Copy all lines holding the word "inhibitor" from the entries.

• [Dataset entries]:
◆ ◆ ◆

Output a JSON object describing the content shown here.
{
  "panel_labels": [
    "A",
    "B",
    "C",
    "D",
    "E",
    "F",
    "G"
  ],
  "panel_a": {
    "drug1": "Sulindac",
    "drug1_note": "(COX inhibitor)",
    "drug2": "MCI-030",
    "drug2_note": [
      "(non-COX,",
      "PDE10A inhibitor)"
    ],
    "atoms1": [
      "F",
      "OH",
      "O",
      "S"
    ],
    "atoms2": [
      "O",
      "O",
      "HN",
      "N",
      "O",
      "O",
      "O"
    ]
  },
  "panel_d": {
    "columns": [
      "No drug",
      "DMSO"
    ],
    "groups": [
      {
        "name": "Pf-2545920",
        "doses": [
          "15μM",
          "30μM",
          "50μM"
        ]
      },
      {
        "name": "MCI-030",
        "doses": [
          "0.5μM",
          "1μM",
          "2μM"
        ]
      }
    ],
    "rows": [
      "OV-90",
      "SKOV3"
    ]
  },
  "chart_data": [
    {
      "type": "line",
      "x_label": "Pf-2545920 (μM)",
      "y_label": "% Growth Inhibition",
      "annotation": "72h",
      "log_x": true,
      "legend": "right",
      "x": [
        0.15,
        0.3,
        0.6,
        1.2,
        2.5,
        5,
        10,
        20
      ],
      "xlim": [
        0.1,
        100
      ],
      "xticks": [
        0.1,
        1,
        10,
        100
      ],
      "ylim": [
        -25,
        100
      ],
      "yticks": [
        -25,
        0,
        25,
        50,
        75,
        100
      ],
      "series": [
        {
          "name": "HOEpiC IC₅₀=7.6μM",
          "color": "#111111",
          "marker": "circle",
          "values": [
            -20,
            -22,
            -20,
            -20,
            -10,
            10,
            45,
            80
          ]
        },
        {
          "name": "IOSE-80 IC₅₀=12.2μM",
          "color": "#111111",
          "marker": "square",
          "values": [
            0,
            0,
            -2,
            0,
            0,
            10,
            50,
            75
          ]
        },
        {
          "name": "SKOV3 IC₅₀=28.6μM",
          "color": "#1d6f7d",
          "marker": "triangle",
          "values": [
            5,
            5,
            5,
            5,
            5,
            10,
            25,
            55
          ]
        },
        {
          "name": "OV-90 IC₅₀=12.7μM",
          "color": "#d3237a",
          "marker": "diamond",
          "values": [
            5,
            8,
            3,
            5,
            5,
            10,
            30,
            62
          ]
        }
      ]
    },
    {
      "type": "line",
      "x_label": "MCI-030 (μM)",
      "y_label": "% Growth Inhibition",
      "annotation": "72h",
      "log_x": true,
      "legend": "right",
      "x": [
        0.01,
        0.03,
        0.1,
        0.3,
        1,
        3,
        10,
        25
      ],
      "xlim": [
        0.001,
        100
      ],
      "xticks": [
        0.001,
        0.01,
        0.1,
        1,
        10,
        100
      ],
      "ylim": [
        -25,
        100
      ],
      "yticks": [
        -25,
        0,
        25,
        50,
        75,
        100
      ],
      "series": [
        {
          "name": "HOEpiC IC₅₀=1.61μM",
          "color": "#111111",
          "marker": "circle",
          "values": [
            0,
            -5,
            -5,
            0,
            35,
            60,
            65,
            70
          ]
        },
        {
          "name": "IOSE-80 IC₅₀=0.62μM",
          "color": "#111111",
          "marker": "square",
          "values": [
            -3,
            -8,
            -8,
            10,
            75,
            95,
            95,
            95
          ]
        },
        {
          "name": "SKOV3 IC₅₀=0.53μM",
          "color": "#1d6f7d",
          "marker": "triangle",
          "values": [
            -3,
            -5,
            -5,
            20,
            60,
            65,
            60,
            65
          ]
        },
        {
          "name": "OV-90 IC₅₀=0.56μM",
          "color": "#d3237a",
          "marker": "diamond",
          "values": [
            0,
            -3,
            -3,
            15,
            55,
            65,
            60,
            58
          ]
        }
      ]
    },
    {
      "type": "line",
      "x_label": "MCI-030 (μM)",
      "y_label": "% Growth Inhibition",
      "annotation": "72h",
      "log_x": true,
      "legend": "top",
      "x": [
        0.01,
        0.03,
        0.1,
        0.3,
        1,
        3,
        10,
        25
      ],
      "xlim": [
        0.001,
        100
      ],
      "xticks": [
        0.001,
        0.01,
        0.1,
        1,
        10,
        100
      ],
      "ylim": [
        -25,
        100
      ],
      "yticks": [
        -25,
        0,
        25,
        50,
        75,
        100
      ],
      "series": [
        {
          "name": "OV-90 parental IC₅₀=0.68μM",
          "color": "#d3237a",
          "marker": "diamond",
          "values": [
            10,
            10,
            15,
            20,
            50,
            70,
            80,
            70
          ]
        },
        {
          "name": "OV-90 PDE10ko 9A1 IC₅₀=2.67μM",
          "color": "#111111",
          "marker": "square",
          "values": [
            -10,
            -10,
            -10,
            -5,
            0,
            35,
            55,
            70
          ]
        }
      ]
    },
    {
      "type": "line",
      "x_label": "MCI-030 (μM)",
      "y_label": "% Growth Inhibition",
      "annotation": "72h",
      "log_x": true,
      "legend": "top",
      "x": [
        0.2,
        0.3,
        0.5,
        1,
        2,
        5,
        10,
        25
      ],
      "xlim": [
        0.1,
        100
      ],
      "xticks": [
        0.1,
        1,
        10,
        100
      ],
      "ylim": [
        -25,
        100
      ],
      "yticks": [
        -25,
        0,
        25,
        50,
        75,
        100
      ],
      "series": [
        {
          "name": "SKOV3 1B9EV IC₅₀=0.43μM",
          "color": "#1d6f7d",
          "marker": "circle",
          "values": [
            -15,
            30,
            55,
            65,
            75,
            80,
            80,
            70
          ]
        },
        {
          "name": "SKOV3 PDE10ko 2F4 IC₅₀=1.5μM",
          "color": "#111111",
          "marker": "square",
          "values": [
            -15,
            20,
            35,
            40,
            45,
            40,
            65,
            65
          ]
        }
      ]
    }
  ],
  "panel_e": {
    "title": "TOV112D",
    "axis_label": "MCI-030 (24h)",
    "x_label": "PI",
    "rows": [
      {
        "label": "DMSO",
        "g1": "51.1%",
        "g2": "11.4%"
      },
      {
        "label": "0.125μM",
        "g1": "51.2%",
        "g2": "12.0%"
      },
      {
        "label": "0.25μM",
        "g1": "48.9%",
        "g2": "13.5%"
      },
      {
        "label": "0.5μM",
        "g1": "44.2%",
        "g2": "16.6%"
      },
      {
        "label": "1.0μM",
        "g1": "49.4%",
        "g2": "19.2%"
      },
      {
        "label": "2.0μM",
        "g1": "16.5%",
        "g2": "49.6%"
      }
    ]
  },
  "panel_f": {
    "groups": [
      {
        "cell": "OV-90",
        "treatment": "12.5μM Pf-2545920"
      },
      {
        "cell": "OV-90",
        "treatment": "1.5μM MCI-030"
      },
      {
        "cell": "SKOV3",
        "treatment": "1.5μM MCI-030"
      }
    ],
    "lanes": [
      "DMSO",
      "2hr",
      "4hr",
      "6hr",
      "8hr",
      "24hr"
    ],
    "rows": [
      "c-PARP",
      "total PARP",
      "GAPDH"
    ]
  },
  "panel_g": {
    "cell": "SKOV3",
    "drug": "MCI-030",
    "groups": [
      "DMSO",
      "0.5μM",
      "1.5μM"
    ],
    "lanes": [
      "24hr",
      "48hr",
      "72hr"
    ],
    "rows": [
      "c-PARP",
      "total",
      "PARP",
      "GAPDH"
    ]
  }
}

◆ ◆ ◆

• [Solution to this exercise]:
    "drug1_note": "(COX inhibitor)",
      "PDE10A inhibitor)"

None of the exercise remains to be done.